• [Task prompt]: Every line must be returned precisely as it is written.

• [Data for processing]:
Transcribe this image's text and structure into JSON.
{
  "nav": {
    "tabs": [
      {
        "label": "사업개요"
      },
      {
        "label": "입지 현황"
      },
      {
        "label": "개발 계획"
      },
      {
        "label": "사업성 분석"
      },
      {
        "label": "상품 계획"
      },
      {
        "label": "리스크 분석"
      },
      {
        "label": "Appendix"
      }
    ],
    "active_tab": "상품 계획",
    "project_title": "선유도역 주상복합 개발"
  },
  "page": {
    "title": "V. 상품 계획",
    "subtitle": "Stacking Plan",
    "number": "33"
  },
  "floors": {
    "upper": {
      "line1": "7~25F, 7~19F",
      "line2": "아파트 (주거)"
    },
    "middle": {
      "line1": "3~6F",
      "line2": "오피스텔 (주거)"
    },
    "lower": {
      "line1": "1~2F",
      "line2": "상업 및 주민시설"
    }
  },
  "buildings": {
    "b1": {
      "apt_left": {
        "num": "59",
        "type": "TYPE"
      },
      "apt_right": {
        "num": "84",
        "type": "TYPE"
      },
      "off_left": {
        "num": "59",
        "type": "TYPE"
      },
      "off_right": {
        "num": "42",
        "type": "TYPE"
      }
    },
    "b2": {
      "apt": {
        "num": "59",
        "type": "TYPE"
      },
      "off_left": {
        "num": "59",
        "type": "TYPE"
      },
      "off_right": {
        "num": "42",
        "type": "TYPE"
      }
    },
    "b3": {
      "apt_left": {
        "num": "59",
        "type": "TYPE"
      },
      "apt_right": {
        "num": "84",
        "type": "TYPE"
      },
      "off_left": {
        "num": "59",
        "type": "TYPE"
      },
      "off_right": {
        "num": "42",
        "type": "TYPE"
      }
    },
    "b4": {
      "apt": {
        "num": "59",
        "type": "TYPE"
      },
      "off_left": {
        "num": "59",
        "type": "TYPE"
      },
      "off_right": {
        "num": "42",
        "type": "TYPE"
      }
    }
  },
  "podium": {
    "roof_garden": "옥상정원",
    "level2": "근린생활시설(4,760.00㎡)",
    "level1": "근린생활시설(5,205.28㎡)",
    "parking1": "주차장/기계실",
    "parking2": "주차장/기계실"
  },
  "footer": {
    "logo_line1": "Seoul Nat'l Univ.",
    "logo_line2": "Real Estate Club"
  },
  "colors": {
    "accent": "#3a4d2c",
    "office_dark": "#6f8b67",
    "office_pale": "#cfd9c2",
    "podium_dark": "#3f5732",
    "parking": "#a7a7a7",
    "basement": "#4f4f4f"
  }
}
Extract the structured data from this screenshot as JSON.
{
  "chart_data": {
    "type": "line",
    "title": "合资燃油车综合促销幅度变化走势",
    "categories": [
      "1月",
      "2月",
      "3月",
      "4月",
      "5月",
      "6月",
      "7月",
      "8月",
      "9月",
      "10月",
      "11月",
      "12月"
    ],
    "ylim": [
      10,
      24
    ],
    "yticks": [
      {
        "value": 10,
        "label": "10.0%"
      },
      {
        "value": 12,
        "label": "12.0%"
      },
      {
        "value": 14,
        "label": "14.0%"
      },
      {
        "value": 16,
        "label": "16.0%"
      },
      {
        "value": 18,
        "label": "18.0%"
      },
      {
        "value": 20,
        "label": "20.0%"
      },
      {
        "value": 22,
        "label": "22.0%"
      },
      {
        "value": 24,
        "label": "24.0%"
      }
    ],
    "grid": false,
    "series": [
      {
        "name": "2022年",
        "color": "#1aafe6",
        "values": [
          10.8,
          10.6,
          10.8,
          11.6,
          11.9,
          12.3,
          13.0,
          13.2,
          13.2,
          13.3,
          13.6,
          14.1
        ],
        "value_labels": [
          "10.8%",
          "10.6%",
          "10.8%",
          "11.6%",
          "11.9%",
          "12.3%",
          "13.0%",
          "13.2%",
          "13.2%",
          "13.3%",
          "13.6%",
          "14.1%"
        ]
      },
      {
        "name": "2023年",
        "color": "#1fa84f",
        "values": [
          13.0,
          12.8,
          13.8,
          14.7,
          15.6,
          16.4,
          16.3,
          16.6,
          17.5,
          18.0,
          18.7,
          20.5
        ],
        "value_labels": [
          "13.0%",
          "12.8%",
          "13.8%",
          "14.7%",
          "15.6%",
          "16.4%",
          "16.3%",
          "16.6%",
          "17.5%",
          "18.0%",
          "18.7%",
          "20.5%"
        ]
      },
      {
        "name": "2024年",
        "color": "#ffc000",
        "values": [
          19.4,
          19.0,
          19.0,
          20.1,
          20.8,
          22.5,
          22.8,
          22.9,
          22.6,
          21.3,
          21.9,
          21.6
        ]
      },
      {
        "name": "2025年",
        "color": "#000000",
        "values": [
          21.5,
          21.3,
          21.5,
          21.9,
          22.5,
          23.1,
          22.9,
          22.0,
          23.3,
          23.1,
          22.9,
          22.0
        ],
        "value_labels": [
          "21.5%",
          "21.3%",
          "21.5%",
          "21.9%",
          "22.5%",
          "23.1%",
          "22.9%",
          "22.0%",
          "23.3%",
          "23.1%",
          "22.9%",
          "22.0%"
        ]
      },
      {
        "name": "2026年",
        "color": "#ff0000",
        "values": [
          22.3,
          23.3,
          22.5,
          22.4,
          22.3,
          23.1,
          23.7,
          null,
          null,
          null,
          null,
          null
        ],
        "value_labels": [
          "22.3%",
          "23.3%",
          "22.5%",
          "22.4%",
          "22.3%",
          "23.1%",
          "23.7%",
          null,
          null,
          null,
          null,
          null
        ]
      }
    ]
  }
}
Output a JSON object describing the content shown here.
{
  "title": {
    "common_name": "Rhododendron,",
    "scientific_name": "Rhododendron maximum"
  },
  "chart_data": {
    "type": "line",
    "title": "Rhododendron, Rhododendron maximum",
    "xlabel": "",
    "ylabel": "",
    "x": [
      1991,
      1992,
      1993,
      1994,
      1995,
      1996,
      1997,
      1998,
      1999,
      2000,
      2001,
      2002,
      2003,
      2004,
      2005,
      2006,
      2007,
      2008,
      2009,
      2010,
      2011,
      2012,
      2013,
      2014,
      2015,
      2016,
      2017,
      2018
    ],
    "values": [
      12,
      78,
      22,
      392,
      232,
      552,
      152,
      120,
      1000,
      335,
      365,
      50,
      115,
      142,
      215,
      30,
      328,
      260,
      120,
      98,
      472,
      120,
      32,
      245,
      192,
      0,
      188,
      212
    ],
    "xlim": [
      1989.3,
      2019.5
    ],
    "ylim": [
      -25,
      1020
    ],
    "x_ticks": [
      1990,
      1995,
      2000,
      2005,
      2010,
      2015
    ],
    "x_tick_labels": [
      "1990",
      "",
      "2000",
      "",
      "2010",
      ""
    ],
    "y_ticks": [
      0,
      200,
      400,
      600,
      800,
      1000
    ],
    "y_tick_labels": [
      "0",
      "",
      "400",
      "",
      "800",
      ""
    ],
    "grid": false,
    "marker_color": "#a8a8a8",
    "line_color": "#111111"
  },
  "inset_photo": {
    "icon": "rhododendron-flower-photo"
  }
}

• [Solution for this problem]:
Transcribe this image's text and structure into JSON.
{
  "nav": {
    "tabs": [
      {
        "label": "사업개요"
      },
      {
        "label": "입지 현황"
      },
      {
        "label": "개발 계획"
      },
      {
        "label": "사업성 분석"
      },
      {
        "label": "상품 계획"
      },
      {
        "label": "리스크 분석"
      },
      {
        "label": "Appendix"
      }
    ],
    "active_tab": "상품 계획",
    "project_title": "선유도역 주상복합 개발"
  },
  "page": {
    "title": "V. 상품 계획",
    "subtitle": "Stacking Plan",
    "number": "33"
  },
  "floors": {
    "upper": {
      "line1": "7~25F, 7~19F",
      "line2": "아파트 (주거)"
    },
    "middle": {
      "line1": "3~6F",
      "line2": "오피스텔 (주거)"
    },
    "lower": {
      "line1": "1~2F",
      "line2": "상업 및 주민시설"
    }
  },
  "buildings": {
    "b1": {
      "apt_left": {
        "num": "59",
        "type": "TYPE"
      },
      "apt_right": {
        "num": "84",
        "type": "TYPE"
      },
      "off_left": {
        "num": "59",
        "type": "TYPE"
      },
      "off_right": {
        "num": "42",
        "type": "TYPE"
      }
    },
    "b2": {
      "apt": {
        "num": "59",
        "type": "TYPE"
      },
      "off_left": {
        "num": "59",
        "type": "TYPE"
      },
      "off_right": {
        "num": "42",
        "type": "TYPE"
      }
    },
    "b3": {
      "apt_left": {
        "num": "59",
        "type": "TYPE"
      },
      "apt_right": {
        "num": "84",
        "type": "TYPE"
      },
      "off_left": {
        "num": "59",
        "type": "TYPE"
      },
      "off_right": {
        "num": "42",
        "type": "TYPE"
      }
    },
    "b4": {
      "apt": {
        "num": "59",
        "type": "TYPE"
      },
      "off_left": {
        "num": "59",
        "type": "TYPE"
      },
      "off_right": {
        "num": "42",
        "type": "TYPE"
      }
    }
  },
  "podium": {
    "roof_garden": "옥상정원",
    "level2": "근린생활시설(4,760.00㎡)",
    "level1": "근린생활시설(5,205.28㎡)",
    "parking1": "주차장/기계실",
    "parking2": "주차장/기계실"
  },
  "footer": {
    "logo_line1": "Seoul Nat'l Univ.",
    "logo_line2": "Real Estate Club"
  },
  "colors": {
    "accent": "#3a4d2c",
    "office_dark": "#6f8b67",
    "office_pale": "#cfd9c2",
    "podium_dark": "#3f5732",
    "parking": "#a7a7a7",
    "basement": "#4f4f4f"
  }
}
Extract the structured data from this screenshot as JSON.
{
  "chart_data": {
    "type": "line",
    "title": "合资燃油车综合促销幅度变化走势",
    "categories": [
      "1月",
      "2月",
      "3月",
      "4月",
      "5月",
      "6月",
      "7月",
      "8月",
      "9月",
      "10月",
      "11月",
      "12月"
    ],
    "ylim": [
      10,
      24
    ],
    "yticks": [
      {
        "value": 10,
        "label": "10.0%"
      },
      {
        "value": 12,
        "label": "12.0%"
      },
      {
        "value": 14,
        "label": "14.0%"
      },
      {
        "value": 16,
        "label": "16.0%"
      },
      {
        "value": 18,
        "label": "18.0%"
      },
      {
        "value": 20,
        "label": "20.0%"
      },
      {
        "value": 22,
        "label": "22.0%"
      },
      {
        "value": 24,
        "label": "24.0%"
      }
    ],
    "grid": false,
    "series": [
      {
        "name": "2022年",
        "color": "#1aafe6",
        "values": [
          10.8,
          10.6,
          10.8,
          11.6,
          11.9,
          12.3,
          13.0,
          13.2,
          13.2,
          13.3,
          13.6,
          14.1
        ],
        "value_labels": [
          "10.8%",
          "10.6%",
          "10.8%",
          "11.6%",
          "11.9%",
          "12.3%",
          "13.0%",
          "13.2%",
          "13.2%",
          "13.3%",
          "13.6%",
          "14.1%"
        ]
      },
      {
        "name": "2023年",
        "color": "#1fa84f",
        "values": [
          13.0,
          12.8,
          13.8,
          14.7,
          15.6,
          16.4,
          16.3,
          16.6,
          17.5,
          18.0,
          18.7,
          20.5
        ],
        "value_labels": [
          "13.0%",
          "12.8%",
          "13.8%",
          "14.7%",
          "15.6%",
          "16.4%",
          "16.3%",
          "16.6%",
          "17.5%",
          "18.0%",
          "18.7%",
          "20.5%"
        ]
      },
      {
        "name": "2024年",
        "color": "#ffc000",
        "values": [
          19.4,
          19.0,
          19.0,
          20.1,
          20.8,
          22.5,
          22.8,
          22.9,
          22.6,
          21.3,
          21.9,
          21.6
        ]
      },
      {
        "name": "2025年",
        "color": "#000000",
        "values": [
          21.5,
          21.3,
          21.5,
          21.9,
          22.5,
          23.1,
          22.9,
          22.0,
          23.3,
          23.1,
          22.9,
          22.0
        ],
        "value_labels": [
          "21.5%",
          "21.3%",
          "21.5%",
          "21.9%",
          "22.5%",
          "23.1%",
          "22.9%",
          "22.0%",
          "23.3%",
          "23.1%",
          "22.9%",
          "22.0%"
        ]
      },
      {
        "name": "2026年",
        "color": "#ff0000",
        "values": [
          22.3,
          23.3,
          22.5,
          22.4,
          22.3,
          23.1,
          23.7,
          null,
          null,
          null,
          null,
          null
        ],
        "value_labels": [
          "22.3%",
          "23.3%",
          "22.5%",
          "22.4%",
          "22.3%",
          "23.1%",
          "23.7%",
          null,
          null,
          null,
          null,
          null
        ]
      }
    ]
  }
}
Output a JSON object describing the content shown here.
{
  "title": {
    "common_name": "Rhododendron,",
    "scientific_name": "Rhododendron maximum"
  },
  "chart_data": {
    "type": "line",
    "title": "Rhododendron, Rhododendron maximum",
    "xlabel": "",
    "ylabel": "",
    "x": [
      1991,
      1992,
      1993,
      1994,
      1995,
      1996,
      1997,
      1998,
      1999,
      2000,
      2001,
      2002,
      2003,
      2004,
      2005,
      2006,
      2007,
      2008,
      2009,
      2010,
      2011,
      2012,
      2013,
      2014,
      2015,
      2016,
      2017,
      2018
    ],
    "values": [
      12,
      78,
      22,
      392,
      232,
      552,
      152,
      120,
      1000,
      335,
      365,
      50,
      115,
      142,
      215,
      30,
      328,
      260,
      120,
      98,
      472,
      120,
      32,
      245,
      192,
      0,
      188,
      212
    ],
    "xlim": [
      1989.3,
      2019.5
    ],
    "ylim": [
      -25,
      1020
    ],
    "x_ticks": [
      1990,
      1995,
      2000,
      2005,
      2010,
      2015
    ],
    "x_tick_labels": [
      "1990",
      "",
      "2000",
      "",
      "2010",
      ""
    ],
    "y_ticks": [
      0,
      200,
      400,
      600,
      800,
      1000
    ],
    "y_tick_labels": [
      "0",
      "",
      "400",
      "",
      "800",
      ""
    ],
    "grid": false,
    "marker_color": "#a8a8a8",
    "line_color": "#111111"
  },
  "inset_photo": {
    "icon": "rhododendron-flower-photo"
  }
}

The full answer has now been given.